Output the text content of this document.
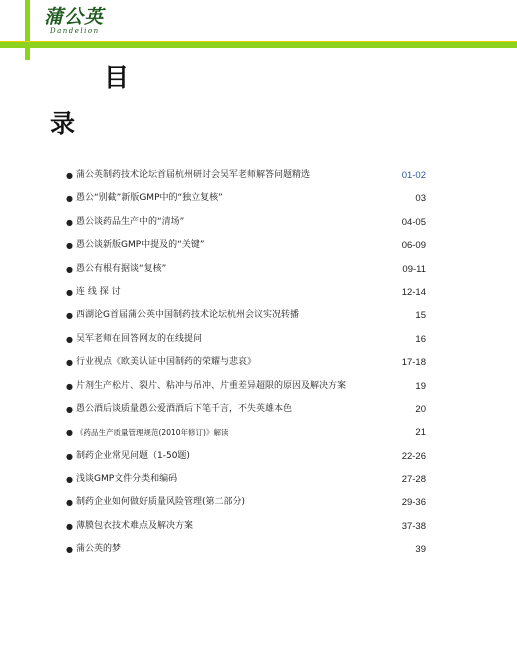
蒲公英
Dandelion
目
录
● 蒲公英制药技术论坛首届杭州研讨会吴军老师解答问题精选	01-02
● 愚公“别截”新版GMP中的“独立复核”	03
● 愚公谈药品生产中的“清场”	04-05
● 愚公谈新版GMP中提及的“关键”	06-09
● 愚公有根有据谈“复核”	09-11
● 连 线 探 讨	12-14
● 西湖论G首届蒲公英中国制药技术论坛杭州会议实况转播	15
● 吴军老师在回答网友的在线提问	16
● 行业视点《欧美认证中国制药的荣耀与悲哀》	17-18
● 片剂生产松片、裂片、粘冲与吊冲、片重差异超限的原因及解决方案	19
● 愚公酒后谈质量愚公爱酒酒后下笔千言，不失英雄本色	20
● 《药品生产质量管理规范(2010年修订)》解读	21
● 制药企业常见问题（1-50题)	22-26
● 浅谈GMP文件分类和编码	27-28
● 制药企业如何做好质量风险管理(第二部分)	29-36
● 薄膜包衣技术难点及解决方案	37-38
● 蒲公英的梦	39
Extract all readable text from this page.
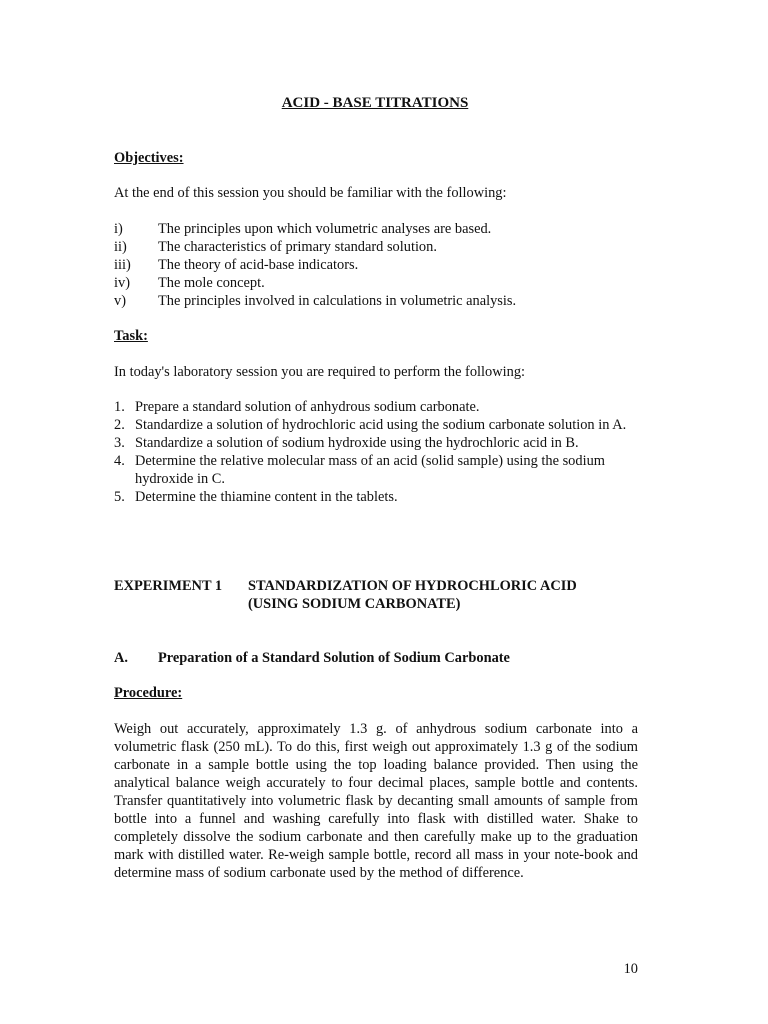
ACID - BASE TITRATIONS
Objectives:
At the end of this session you should be familiar with the following:
i)	The principles upon which volumetric analyses are based.
ii)	The characteristics of primary standard solution.
iii)	The theory of acid-base indicators.
iv)	The mole concept.
v)	The principles involved in calculations in volumetric analysis.
Task:
In today's laboratory session you are required to perform the following:
1. Prepare a standard solution of anhydrous sodium carbonate.
2. Standardize a solution of hydrochloric acid using the sodium carbonate solution in A.
3. Standardize a solution of sodium hydroxide using the hydrochloric acid in B.
4. Determine the relative molecular mass of an acid (solid sample) using the sodium hydroxide in C.
5. Determine the thiamine content in the tablets.
EXPERIMENT 1	STANDARDIZATION OF HYDROCHLORIC ACID
(USING SODIUM CARBONATE)
A.	Preparation of a Standard Solution of Sodium Carbonate
Procedure:
Weigh out accurately, approximately 1.3 g. of anhydrous sodium carbonate into a volumetric flask (250 mL). To do this, first weigh out approximately 1.3 g of the sodium carbonate in a sample bottle using the top loading balance provided. Then using the analytical balance weigh accurately to four decimal places, sample bottle and contents. Transfer quantitatively into volumetric flask by decanting small amounts of sample from bottle into a funnel and washing carefully into flask with distilled water. Shake to completely dissolve the sodium carbonate and then carefully make up to the graduation mark with distilled water. Re-weigh sample bottle, record all mass in your note-book and determine mass of sodium carbonate used by the method of difference.
10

• [What you will do] Identify each line in the records above containing the word "text"; copy those lines.

• [Solution for this problem]
Output the text content of this document.
Extract all readable text from this page.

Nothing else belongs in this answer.